- **Directions for this task**
Omit the pictures and output every entry below exactly as written.

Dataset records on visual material
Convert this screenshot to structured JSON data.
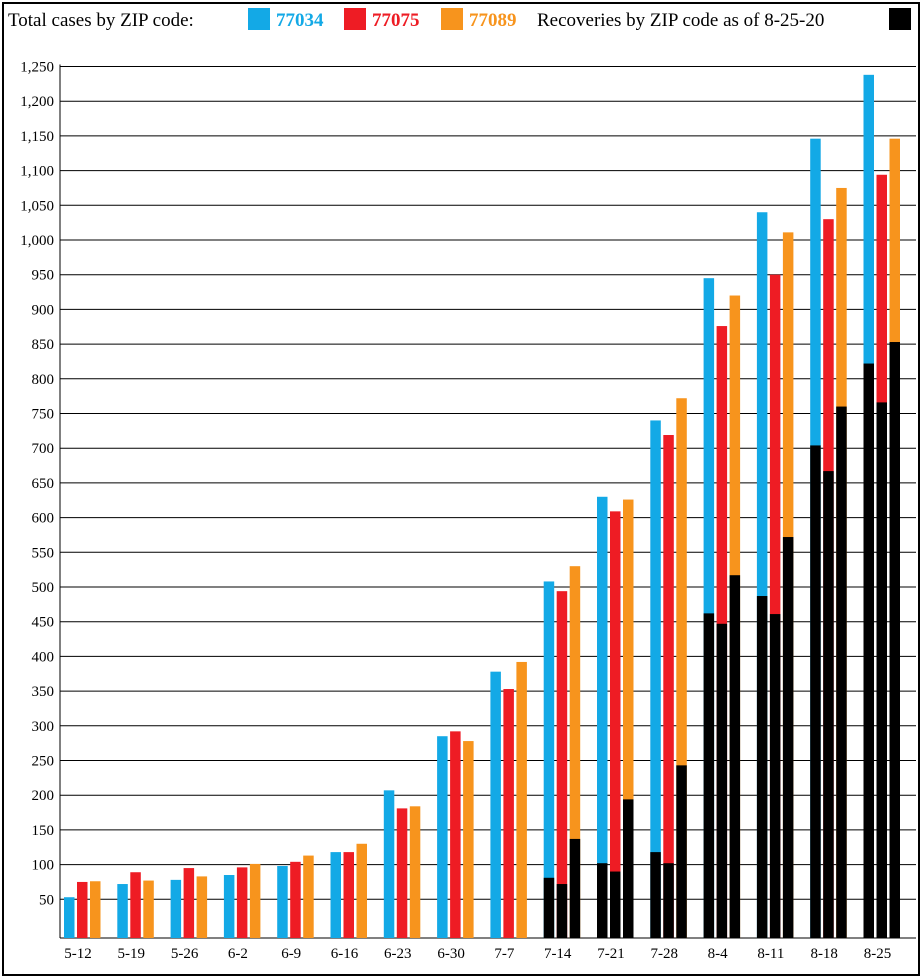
{
  "legend": {
    "cases_label": "Total cases by ZIP code:",
    "recoveries_label": "Recoveries by ZIP code as of 8-25-20"
  },
  "chart_data": {
    "type": "bar",
    "stacked_overlay": true,
    "categories": [
      "5-12",
      "5-19",
      "5-26",
      "6-2",
      "6-9",
      "6-16",
      "6-23",
      "6-30",
      "7-7",
      "7-14",
      "7-21",
      "7-28",
      "8-4",
      "8-11",
      "8-18",
      "8-25"
    ],
    "series": [
      {
        "name": "77034",
        "color": "#13a9e6",
        "values": [
          53,
          72,
          78,
          85,
          98,
          118,
          207,
          285,
          378,
          508,
          630,
          740,
          945,
          1040,
          1146,
          1238
        ]
      },
      {
        "name": "77075",
        "color": "#ee1c24",
        "values": [
          75,
          89,
          95,
          96,
          104,
          118,
          181,
          292,
          353,
          494,
          609,
          719,
          876,
          950,
          1030,
          1094
        ]
      },
      {
        "name": "77089",
        "color": "#f7941d",
        "values": [
          76,
          77,
          83,
          101,
          113,
          130,
          184,
          278,
          392,
          530,
          626,
          772,
          920,
          1011,
          1075,
          1146
        ]
      }
    ],
    "recoveries": {
      "name": "Recoveries by ZIP code as of 8-25-20",
      "color": "#000000",
      "values": [
        [
          0,
          0,
          0
        ],
        [
          0,
          0,
          0
        ],
        [
          0,
          0,
          0
        ],
        [
          0,
          0,
          0
        ],
        [
          0,
          0,
          0
        ],
        [
          0,
          0,
          0
        ],
        [
          0,
          0,
          0
        ],
        [
          0,
          0,
          0
        ],
        [
          0,
          0,
          0
        ],
        [
          81,
          72,
          137
        ],
        [
          102,
          90,
          194
        ],
        [
          118,
          102,
          243
        ],
        [
          462,
          447,
          517
        ],
        [
          487,
          461,
          572
        ],
        [
          704,
          667,
          760
        ],
        [
          822,
          766,
          853
        ]
      ]
    },
    "yticks": [
      50,
      100,
      150,
      200,
      250,
      300,
      350,
      400,
      450,
      500,
      550,
      600,
      650,
      700,
      750,
      800,
      850,
      900,
      950,
      1000,
      1050,
      1100,
      1150,
      1200,
      1250
    ],
    "ylim": [
      0,
      1275
    ],
    "grid": true,
    "legend_position": "top",
    "title": "",
    "xlabel": "",
    "ylabel": ""
  }
}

- **Answer for this exercise**
Convert this screenshot to structured JSON data.
{
  "legend": {
    "cases_label": "Total cases by ZIP code:",
    "recoveries_label": "Recoveries by ZIP code as of 8-25-20"
  },
  "chart_data": {
    "type": "bar",
    "stacked_overlay": true,
    "categories": [
      "5-12",
      "5-19",
      "5-26",
      "6-2",
      "6-9",
      "6-16",
      "6-23",
      "6-30",
      "7-7",
      "7-14",
      "7-21",
      "7-28",
      "8-4",
      "8-11",
      "8-18",
      "8-25"
    ],
    "series": [
      {
        "name": "77034",
        "color": "#13a9e6",
        "values": [
          53,
          72,
          78,
          85,
          98,
          118,
          207,
          285,
          378,
          508,
          630,
          740,
          945,
          1040,
          1146,
          1238
        ]
      },
      {
        "name": "77075",
        "color": "#ee1c24",
        "values": [
          75,
          89,
          95,
          96,
          104,
          118,
          181,
          292,
          353,
          494,
          609,
          719,
          876,
          950,
          1030,
          1094
        ]
      },
      {
        "name": "77089",
        "color": "#f7941d",
        "values": [
          76,
          77,
          83,
          101,
          113,
          130,
          184,
          278,
          392,
          530,
          626,
          772,
          920,
          1011,
          1075,
          1146
        ]
      }
    ],
    "recoveries": {
      "name": "Recoveries by ZIP code as of 8-25-20",
      "color": "#000000",
      "values": [
        [
          0,
          0,
          0
        ],
        [
          0,
          0,
          0
        ],
        [
          0,
          0,
          0
        ],
        [
          0,
          0,
          0
        ],
        [
          0,
          0,
          0
        ],
        [
          0,
          0,
          0
        ],
        [
          0,
          0,
          0
        ],
        [
          0,
          0,
          0
        ],
        [
          0,
          0,
          0
        ],
        [
          81,
          72,
          137
        ],
        [
          102,
          90,
          194
        ],
        [
          118,
          102,
          243
        ],
        [
          462,
          447,
          517
        ],
        [
          487,
          461,
          572
        ],
        [
          704,
          667,
          760
        ],
        [
          822,
          766,
          853
        ]
      ]
    },
    "yticks": [
      50,
      100,
      150,
      200,
      250,
      300,
      350,
      400,
      450,
      500,
      550,
      600,
      650,
      700,
      750,
      800,
      850,
      900,
      950,
      1000,
      1050,
      1100,
      1150,
      1200,
      1250
    ],
    "ylim": [
      0,
      1275
    ],
    "grid": true,
    "legend_position": "top",
    "title": "",
    "xlabel": "",
    "ylabel": ""
  }
}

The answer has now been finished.